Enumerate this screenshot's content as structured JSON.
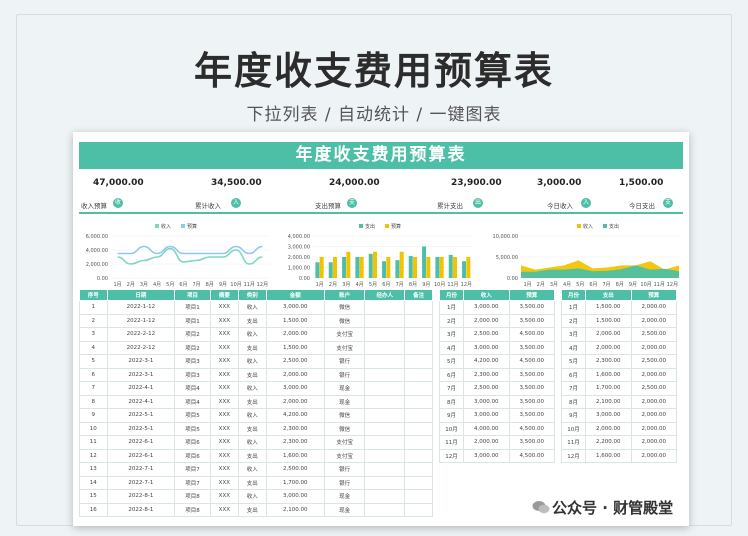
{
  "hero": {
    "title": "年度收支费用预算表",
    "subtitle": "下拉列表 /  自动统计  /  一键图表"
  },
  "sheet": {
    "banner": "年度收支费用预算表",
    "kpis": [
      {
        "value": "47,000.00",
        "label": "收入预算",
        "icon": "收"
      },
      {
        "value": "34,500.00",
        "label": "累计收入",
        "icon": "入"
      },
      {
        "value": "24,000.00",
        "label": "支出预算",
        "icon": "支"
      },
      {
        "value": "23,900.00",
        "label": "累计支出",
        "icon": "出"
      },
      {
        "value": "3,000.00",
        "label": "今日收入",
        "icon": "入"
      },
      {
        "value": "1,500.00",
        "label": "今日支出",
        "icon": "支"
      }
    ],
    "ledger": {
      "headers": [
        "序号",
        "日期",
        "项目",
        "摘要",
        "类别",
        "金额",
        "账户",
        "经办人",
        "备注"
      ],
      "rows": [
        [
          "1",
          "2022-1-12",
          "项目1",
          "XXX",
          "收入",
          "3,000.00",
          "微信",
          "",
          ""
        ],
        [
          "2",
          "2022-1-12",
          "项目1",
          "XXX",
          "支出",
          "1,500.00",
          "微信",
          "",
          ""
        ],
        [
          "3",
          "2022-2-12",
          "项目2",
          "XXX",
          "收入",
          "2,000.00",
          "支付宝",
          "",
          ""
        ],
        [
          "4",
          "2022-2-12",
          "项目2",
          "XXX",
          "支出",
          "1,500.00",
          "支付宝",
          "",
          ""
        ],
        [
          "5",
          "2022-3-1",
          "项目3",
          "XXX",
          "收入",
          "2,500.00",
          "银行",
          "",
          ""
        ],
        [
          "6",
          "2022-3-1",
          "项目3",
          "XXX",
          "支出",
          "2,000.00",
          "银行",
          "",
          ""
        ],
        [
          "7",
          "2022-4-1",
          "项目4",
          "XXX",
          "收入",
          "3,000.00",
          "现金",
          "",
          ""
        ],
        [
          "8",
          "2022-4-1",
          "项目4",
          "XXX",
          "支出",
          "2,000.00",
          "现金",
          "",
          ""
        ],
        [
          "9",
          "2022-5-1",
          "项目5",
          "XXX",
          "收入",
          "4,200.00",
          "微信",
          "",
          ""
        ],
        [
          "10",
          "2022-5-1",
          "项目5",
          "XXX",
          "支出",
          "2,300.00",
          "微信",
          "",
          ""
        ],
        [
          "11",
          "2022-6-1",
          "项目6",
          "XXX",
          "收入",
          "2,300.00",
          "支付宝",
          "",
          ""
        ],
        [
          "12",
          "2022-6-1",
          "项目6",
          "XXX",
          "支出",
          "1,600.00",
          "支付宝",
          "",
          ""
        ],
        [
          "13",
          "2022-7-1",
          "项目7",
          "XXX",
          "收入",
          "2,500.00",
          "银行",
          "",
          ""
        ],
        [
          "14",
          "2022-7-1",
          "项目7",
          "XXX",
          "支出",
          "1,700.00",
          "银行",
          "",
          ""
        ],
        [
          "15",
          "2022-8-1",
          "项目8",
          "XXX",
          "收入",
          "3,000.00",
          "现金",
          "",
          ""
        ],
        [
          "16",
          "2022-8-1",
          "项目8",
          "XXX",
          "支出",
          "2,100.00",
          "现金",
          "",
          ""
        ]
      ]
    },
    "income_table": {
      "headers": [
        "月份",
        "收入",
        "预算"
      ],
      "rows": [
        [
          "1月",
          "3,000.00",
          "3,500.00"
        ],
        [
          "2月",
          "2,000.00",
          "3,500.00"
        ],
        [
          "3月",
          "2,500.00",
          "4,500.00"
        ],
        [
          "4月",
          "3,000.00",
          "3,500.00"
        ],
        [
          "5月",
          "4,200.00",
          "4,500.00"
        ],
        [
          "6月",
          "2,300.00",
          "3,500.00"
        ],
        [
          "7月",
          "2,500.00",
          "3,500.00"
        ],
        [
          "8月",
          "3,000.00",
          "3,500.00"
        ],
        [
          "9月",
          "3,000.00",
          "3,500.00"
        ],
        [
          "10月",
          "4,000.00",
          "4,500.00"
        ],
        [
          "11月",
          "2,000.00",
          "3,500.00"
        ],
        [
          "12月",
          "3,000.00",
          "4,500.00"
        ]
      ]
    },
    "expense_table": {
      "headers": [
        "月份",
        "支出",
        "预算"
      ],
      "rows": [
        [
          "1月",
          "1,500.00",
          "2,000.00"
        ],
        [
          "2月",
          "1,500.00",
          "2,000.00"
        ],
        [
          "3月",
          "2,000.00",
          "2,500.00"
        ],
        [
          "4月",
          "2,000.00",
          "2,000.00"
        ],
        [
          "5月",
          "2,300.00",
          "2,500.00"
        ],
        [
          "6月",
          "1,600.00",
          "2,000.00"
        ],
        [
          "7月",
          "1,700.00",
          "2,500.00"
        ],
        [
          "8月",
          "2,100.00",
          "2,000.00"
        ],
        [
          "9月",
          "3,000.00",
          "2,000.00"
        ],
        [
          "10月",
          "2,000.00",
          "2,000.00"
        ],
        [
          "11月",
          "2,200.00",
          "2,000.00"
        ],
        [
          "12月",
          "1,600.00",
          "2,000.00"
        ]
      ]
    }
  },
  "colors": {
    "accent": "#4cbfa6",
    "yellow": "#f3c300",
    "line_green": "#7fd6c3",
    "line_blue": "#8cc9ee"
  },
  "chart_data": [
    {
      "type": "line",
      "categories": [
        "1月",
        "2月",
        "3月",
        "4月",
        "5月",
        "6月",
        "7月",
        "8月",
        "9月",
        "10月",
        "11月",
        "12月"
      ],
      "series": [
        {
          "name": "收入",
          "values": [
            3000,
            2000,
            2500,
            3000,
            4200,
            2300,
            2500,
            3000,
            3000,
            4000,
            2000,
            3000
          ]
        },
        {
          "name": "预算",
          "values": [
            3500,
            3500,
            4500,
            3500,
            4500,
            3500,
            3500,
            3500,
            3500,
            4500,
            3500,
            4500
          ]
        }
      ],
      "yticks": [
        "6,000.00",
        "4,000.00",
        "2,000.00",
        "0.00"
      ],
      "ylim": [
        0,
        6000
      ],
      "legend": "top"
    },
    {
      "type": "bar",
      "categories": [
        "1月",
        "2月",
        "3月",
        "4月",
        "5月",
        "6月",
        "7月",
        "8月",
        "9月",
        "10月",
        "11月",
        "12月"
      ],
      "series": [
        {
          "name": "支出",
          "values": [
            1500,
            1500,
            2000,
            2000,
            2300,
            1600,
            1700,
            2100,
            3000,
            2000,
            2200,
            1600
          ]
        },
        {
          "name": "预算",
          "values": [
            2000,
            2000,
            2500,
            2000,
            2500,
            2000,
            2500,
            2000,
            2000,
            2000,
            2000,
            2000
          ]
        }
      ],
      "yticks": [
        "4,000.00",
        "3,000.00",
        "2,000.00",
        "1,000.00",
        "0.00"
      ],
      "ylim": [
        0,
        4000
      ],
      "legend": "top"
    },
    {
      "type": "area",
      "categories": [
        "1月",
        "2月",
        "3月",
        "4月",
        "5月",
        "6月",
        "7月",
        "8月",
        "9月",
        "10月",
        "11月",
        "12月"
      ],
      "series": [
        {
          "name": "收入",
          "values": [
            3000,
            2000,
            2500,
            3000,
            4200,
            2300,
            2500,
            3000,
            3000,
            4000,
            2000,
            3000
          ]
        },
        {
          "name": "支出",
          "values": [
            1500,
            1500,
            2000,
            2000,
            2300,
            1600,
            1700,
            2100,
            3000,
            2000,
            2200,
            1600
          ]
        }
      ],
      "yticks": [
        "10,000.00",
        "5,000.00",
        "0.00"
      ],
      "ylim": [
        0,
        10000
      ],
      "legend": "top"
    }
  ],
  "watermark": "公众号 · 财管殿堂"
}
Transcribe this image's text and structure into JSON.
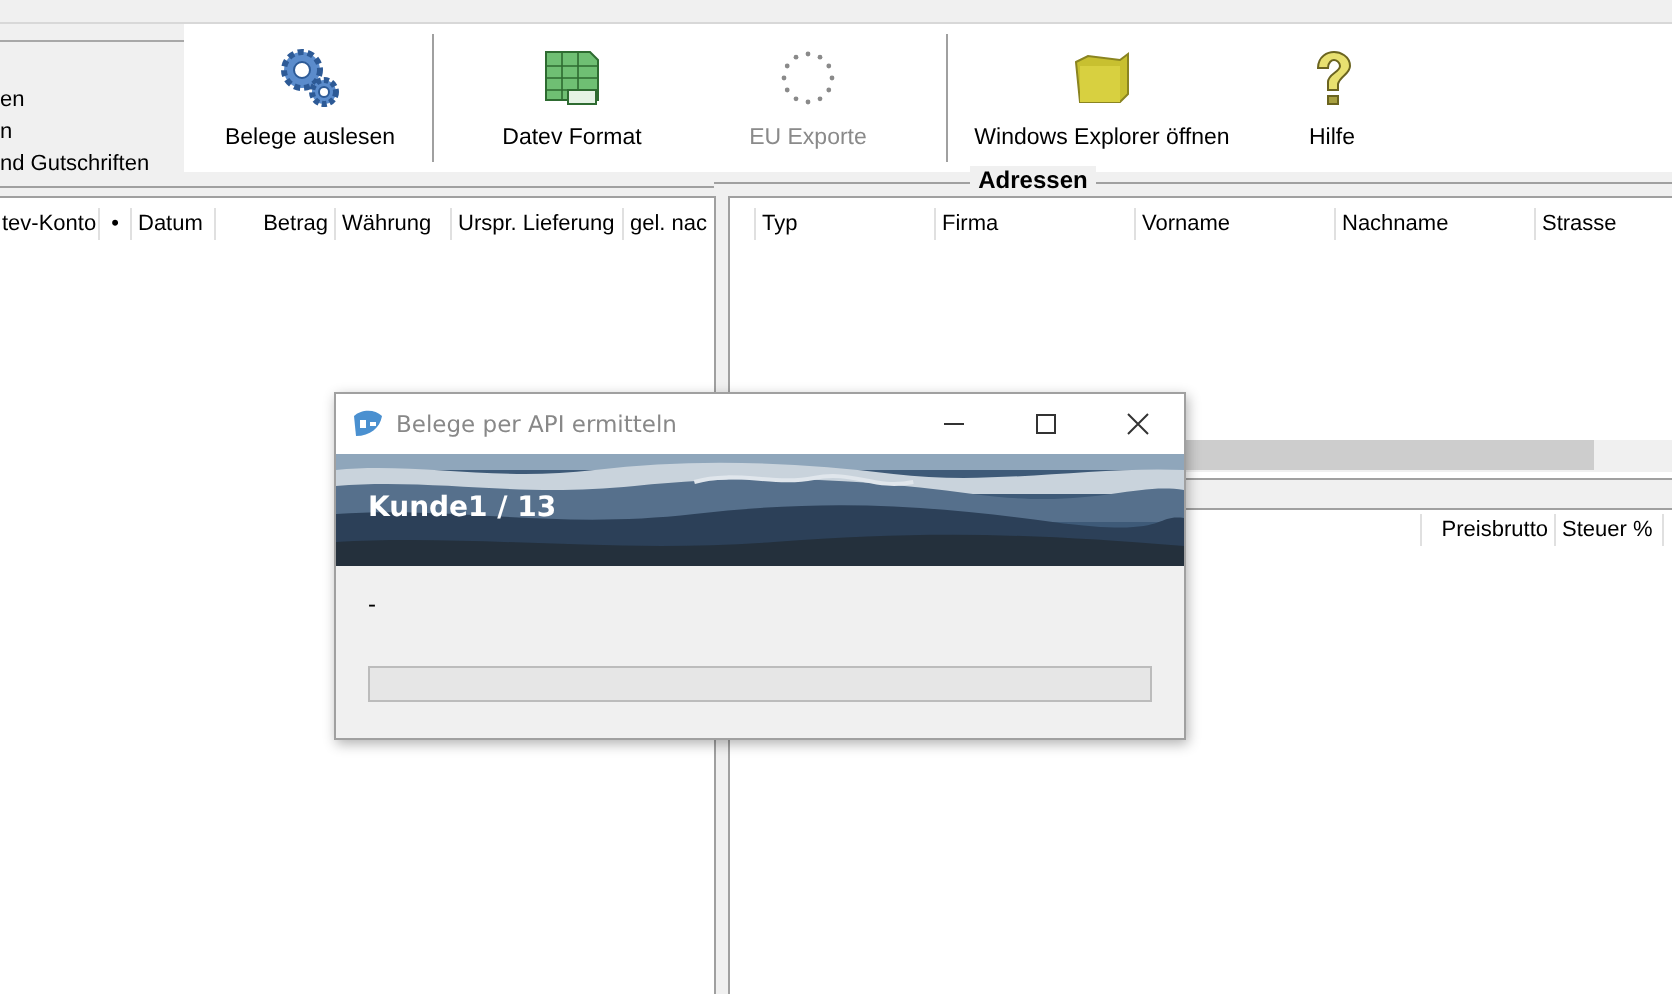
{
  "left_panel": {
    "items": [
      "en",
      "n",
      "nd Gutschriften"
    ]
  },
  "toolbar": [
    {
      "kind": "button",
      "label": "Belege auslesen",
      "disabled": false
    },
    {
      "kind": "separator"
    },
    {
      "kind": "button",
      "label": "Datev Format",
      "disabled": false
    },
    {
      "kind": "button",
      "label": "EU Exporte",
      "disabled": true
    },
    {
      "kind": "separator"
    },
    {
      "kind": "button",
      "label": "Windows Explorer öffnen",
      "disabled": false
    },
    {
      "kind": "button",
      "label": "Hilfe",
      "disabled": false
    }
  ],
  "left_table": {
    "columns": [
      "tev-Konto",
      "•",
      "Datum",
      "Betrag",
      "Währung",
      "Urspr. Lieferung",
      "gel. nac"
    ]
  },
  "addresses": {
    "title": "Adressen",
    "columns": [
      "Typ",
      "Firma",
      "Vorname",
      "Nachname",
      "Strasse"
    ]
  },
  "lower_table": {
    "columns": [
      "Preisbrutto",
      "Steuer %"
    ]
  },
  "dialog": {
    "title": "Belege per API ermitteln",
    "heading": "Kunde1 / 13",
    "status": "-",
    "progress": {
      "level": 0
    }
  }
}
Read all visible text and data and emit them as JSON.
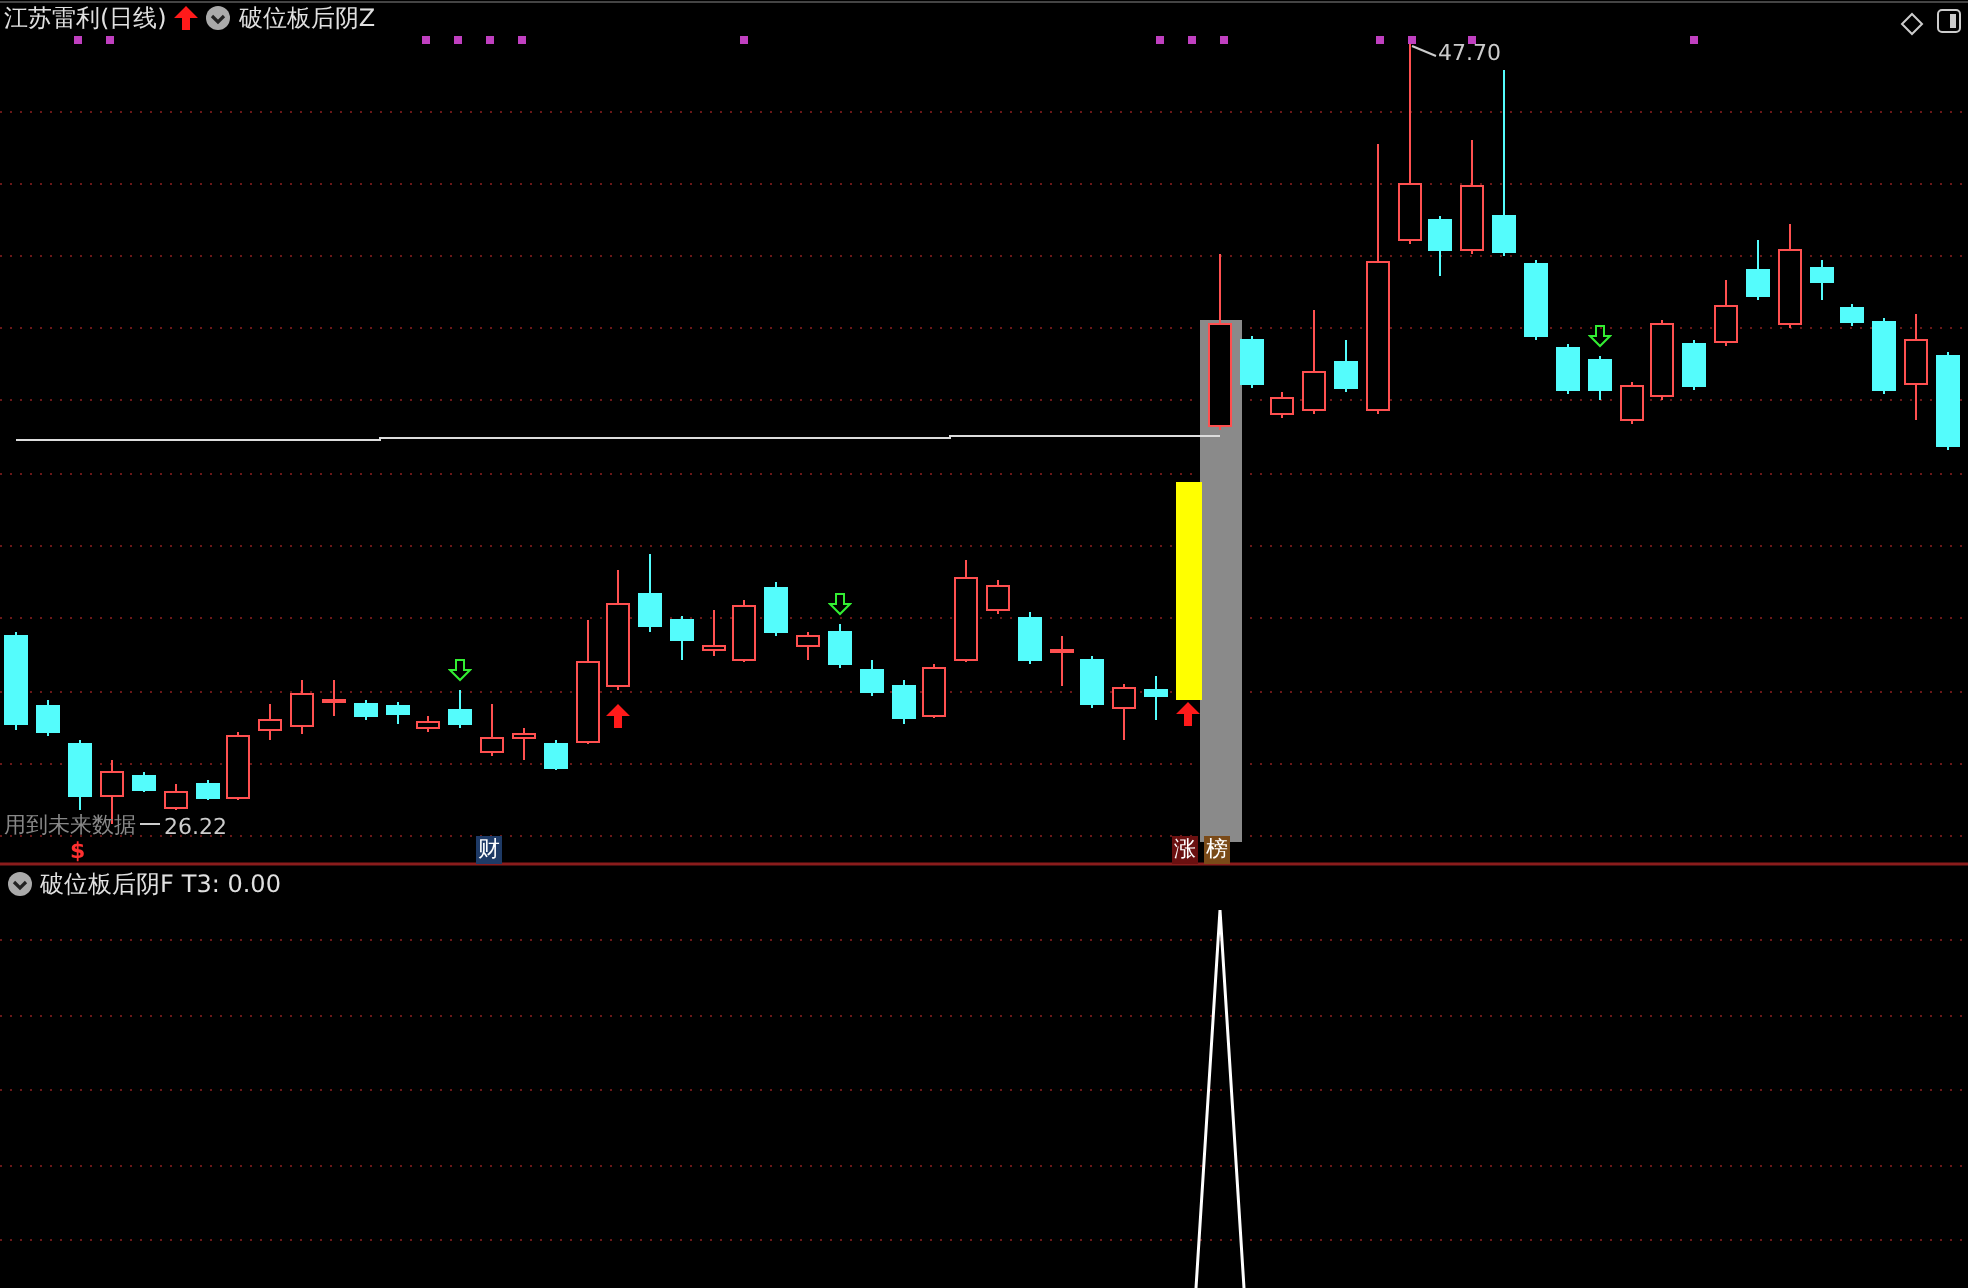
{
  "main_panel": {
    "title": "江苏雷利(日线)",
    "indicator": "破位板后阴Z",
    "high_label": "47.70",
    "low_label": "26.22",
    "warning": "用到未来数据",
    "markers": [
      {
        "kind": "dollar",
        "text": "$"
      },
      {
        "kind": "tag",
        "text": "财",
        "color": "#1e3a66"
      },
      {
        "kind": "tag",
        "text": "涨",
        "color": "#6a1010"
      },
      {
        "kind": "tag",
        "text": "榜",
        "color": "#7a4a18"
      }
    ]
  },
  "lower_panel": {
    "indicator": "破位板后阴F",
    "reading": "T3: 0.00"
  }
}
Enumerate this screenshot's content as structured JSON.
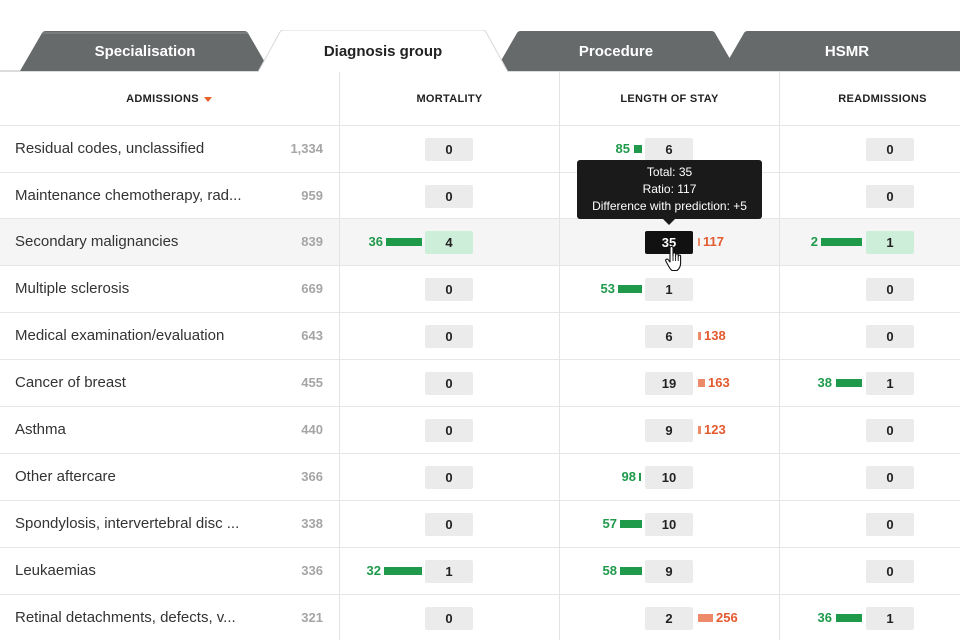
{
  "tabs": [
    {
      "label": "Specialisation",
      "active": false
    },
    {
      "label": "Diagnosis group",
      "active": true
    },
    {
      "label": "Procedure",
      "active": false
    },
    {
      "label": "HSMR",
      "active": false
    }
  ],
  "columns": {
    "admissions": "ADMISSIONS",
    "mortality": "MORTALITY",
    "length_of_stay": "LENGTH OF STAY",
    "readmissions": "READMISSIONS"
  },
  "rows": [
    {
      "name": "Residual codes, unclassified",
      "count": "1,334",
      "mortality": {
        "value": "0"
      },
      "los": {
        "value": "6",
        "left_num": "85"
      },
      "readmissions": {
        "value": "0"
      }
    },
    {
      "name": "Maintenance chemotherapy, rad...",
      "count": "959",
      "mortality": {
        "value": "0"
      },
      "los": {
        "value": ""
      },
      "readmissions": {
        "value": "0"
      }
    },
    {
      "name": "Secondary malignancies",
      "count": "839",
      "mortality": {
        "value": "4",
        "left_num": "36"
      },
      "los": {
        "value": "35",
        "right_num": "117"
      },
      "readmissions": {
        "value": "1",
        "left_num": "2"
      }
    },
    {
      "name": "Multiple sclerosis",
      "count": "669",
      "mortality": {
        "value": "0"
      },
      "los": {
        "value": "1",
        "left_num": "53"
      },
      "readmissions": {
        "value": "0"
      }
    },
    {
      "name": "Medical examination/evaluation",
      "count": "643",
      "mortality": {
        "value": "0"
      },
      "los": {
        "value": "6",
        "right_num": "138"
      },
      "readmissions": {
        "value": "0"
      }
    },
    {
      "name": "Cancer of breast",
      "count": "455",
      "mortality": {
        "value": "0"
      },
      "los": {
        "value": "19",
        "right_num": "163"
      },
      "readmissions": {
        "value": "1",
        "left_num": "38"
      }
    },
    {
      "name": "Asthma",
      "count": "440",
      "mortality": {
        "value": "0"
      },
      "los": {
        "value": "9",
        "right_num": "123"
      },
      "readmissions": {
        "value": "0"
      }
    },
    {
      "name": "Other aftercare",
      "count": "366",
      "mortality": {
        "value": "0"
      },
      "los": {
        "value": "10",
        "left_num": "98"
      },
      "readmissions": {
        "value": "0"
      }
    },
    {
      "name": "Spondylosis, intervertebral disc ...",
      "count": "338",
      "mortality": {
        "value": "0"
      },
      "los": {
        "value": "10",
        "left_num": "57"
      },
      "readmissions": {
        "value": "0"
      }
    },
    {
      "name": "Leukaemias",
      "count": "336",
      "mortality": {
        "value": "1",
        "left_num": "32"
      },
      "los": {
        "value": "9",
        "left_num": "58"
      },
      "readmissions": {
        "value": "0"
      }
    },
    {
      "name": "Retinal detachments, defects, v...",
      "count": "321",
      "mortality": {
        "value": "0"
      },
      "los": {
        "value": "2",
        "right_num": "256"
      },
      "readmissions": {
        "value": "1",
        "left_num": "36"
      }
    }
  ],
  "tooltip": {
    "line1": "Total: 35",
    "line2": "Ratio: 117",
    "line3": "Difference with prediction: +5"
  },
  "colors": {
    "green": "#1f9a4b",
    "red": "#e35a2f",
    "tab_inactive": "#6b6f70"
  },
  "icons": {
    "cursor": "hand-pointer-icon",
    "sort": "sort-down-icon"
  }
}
******************************
» **Instructions to follow**
Scan the material for lines with the word "text", and copy each line you find.

» **Result of the task**
Transcribe this image's text and structure into JSON.
Read all visible text and data and emit them as JSON.
        "text": "$"
        "text": "财",
        "text": "涨",
        "text": "榜",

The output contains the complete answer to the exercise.